• [Passage]:
┏━━
Mudiyanselage & Ors v SSHD
Mudiyanselage & Ors v SSHD
The most significant authority on the Evidential Flexibility policy is Mudiyanselage & Ors v SSHD, to which there was extensive reference in the submissions before me. The only full judgment was given by Underhill LJ. Sir Brian Leveson P gave a very short judgment of his own. Sir Colin Rimer agreed.
At [7], Underhill LJ recalled that “evidential flexibility” entered the lexicon of immigration jargon in 2009, when the Secretary of State issued a “process instruction” giving guidance to caseworkers about the circumstances in which they might show a degree of flexibility in the consideration of non-compliant applications under the Points Based System. As Underhill LJ went on to explain in the same paragraph, the respondent first published formal guidance on the subject in March 2013: Points-based system - Evidential Flexibility.
In the meantime, the Secretary of State had also decided that the issue should be covered in the Immigration Rules, and paragraph 245AA was inserted on 6 September 2012. By the time the Court of Appeal came to consider the linked appeals in Mudiyanselage in early November 2017, the Evidential Flexibility policy was in its eighth iteration and paragraph 245AA had also been the subject of various amendments.
Underhill LJ charted the various versions of paragraph 245AA and the policy at [12]-[22] and [23]-[35] of his judgment. In the course of that analysis, he observed that one of the key differences between the original and later versions of the policy was that the later versions contained a consistent element:
“that caseworkers should only ask for further information in a case falling under paragraph 245AA(b) where there is in fact reason to believe that the missing document or information exists”
Then, at [36]-[51], Underhill LJ reviewed the authorities on the Points Based System and the Evidential Flexibility policy in its various guises. I need not repeat that exercise. What matters for present purposes is the conclusion reached about the eventual convergence of the policy and the Immigration Rules.
At [52], Underhill LJ noted that the language of the policy had changed since Mandalia v SSHD [2015] UKSC 59; [2015] 1 WLR 4546 and SH (Pakistan) v SSHD [2016] EWCA Civ 426 had been decided. In the latter case, he explained, it was the specific terms of the policy as then in force which created “an obligation on the Secretary of State to exercise evidential flexibility in some circumstances which [paragraph 245AA] did not cover.” But, said Underhill LJ, the language which was decisive in those cases had changed, starting with version 2 of the guidance.
At [53], Underhill LJ held that the later versions of the policy were “indistinguishable from those of paragraph 245AA itself”. At [54], he held that the correct construction of versions 4-7 of the policy was that there was “no longer a general policy to allow correction of minor errors: evidential flexibility will only apply in the particular cases provided for by paragraph 245AA.”
┗━━
• [Task set]:
1) Retype the stretch of the Mudiyanselage passage from "At [52], Underhill" through "of the guidance.".
2) Extend the passage on Mudiyanselage v SSHD, starting right after its final sentence.
The listings that come next have no connection to the passage about Mudiyanselage v SSHD.

Element and box listings
┏━━
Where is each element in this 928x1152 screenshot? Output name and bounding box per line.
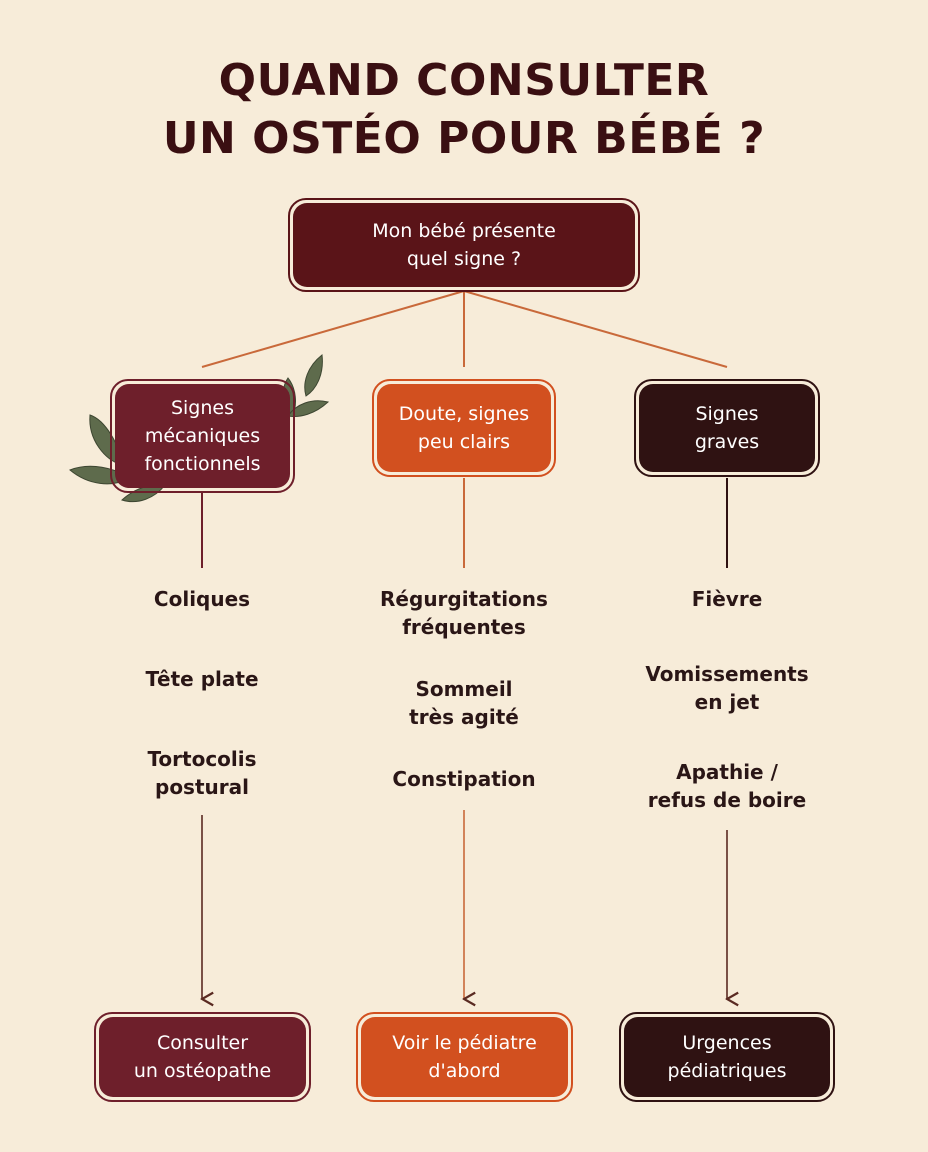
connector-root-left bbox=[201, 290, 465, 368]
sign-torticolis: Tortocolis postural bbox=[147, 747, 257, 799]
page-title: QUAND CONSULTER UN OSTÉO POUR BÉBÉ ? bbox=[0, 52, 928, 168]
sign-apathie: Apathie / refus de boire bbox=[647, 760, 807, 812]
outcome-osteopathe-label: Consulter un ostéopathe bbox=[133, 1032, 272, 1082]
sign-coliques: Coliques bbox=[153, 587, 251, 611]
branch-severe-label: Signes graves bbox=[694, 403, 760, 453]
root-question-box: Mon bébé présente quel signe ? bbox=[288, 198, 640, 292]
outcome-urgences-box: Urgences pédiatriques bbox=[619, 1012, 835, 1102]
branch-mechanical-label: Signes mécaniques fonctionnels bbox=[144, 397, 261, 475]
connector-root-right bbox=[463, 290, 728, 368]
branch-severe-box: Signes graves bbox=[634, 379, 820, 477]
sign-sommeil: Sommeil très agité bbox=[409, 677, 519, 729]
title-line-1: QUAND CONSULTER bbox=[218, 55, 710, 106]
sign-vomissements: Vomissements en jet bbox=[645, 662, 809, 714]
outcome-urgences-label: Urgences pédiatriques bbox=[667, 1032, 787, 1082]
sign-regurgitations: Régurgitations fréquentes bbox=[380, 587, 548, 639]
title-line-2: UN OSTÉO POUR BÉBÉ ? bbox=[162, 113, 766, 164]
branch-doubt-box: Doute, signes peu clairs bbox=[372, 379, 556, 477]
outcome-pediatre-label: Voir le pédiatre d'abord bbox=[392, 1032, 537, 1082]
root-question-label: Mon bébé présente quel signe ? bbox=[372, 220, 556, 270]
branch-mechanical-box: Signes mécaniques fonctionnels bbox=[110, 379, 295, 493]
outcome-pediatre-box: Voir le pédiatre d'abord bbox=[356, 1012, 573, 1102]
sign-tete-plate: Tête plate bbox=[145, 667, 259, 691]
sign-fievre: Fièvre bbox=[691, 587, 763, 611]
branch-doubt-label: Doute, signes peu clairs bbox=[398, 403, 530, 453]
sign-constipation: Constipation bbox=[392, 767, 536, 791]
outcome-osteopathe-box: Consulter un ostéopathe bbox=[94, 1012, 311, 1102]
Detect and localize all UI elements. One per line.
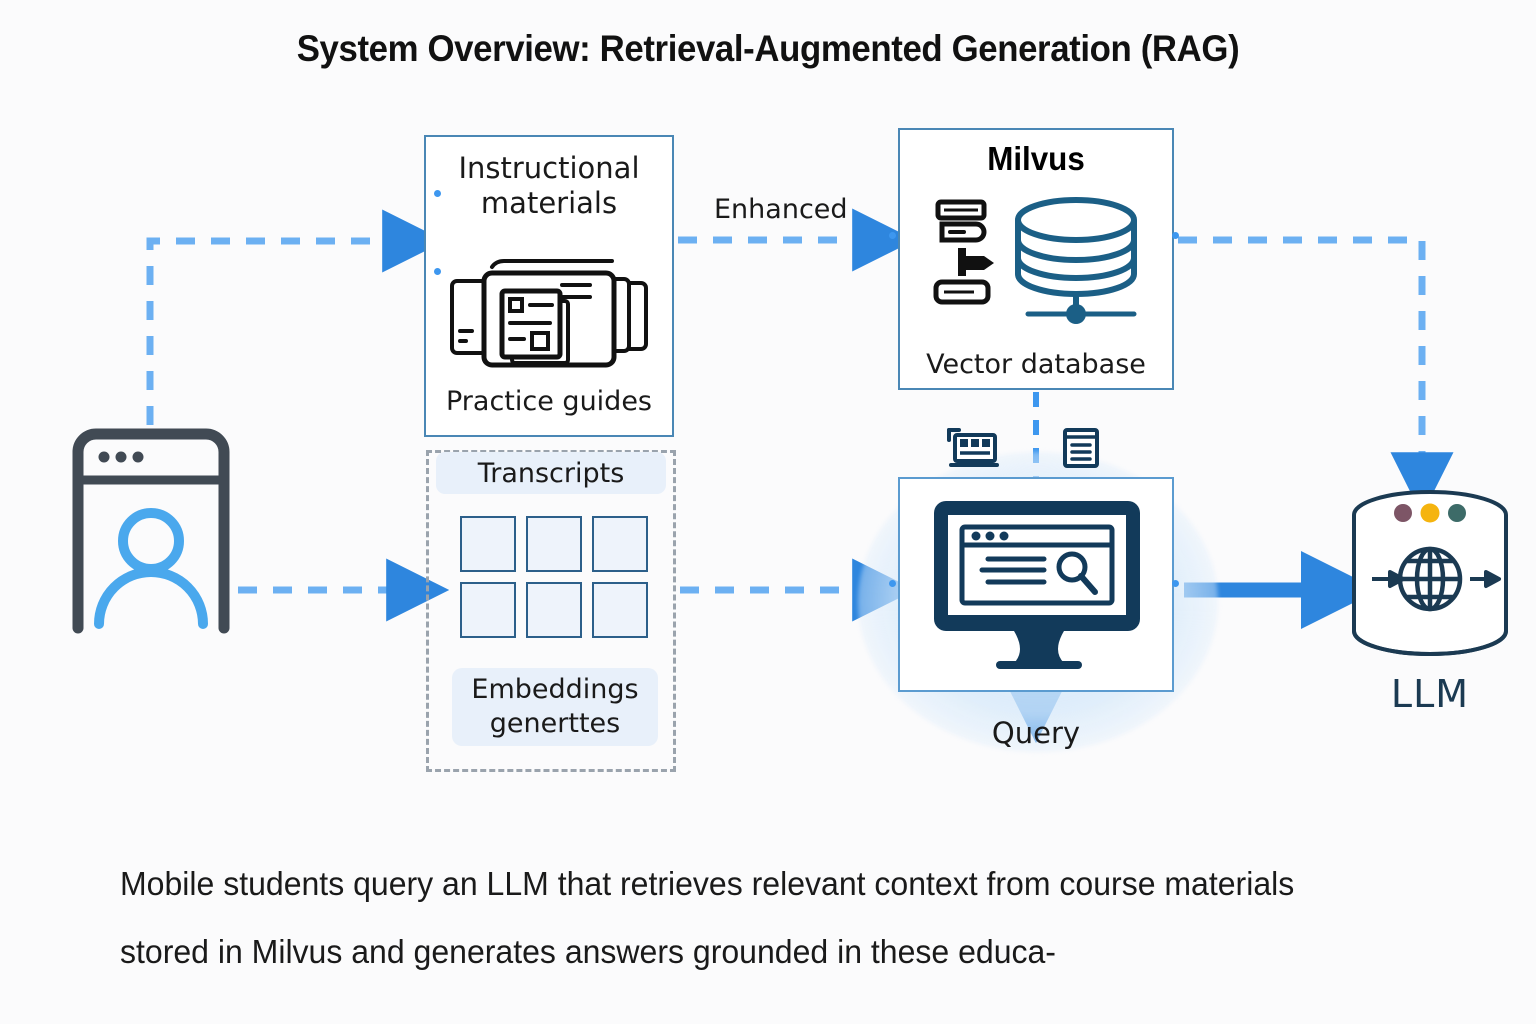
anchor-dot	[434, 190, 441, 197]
┗━━
• [Responses per task]:
1)
At [52], Underhill LJ noted that the language of the policy had changed since Mandalia v SSHD [2015] UKSC 59; [2015] 1 WLR 4546 and SH (Pakistan) v SSHD [2016] EWCA Civ 426 had been decided. In the latter case, he explained, it was the specific terms of the policy as then in force which created “an obligation on the Secretary of State to exercise evidential flexibility in some circumstances which [paragraph 245AA] did not cover.” But, said Underhill LJ, the language which was decisive in those cases had changed, starting with version 2 of the guidance.

2)
Underhill LJ then held that the previous “mismatch” (between the Rule and the policy) no longer existed. He suspected that it was “always unintentional” and that it was simply the result of incompetence. He added that it was not the first time that such mistakes had occurred in the department: “the web of Rules and Guidance has become so tangled that even the spider has difficulty controlling it.” At [55], Underhill LJ noted that versions 4-8 of the policy mirrored the requirements in paragraph 245AA.
At [56], Underhill LJ summarised the effect of his conclusions in this way:
[56] As I have acknowledged, the fact that the scope of the EFP is now much more limited than originally increases the scope for harsh outcomes—that is, for cases where a PBS application fails because of a minor error or omission which could have been rectified if the applicant was notified of it but which does not fall into one of the specific categories identified at paragraph 245AA (b) . There may be very particular cases where such an outcome can be avoided by the application of the common law duty of fairness; but I agree with Beatson LJ in SH (Pakistan) that the effect of that duty is constrained by the context of the PBS as expounded in the various authorities reviewed above. The clear message of those authorities, including Mandalia , is that occasional harsh outcomes are a price that has to be paid for the perceived advantages of the PBS process. It is important not to lose sight of the fact that the responsibility is on applicants to ensure that the letter of the requirements of the PBS is observed: though that may sometimes require a good deal of care and attention to detail, because of the regrettable complexity of the Rules, it will normally be possible to get it right.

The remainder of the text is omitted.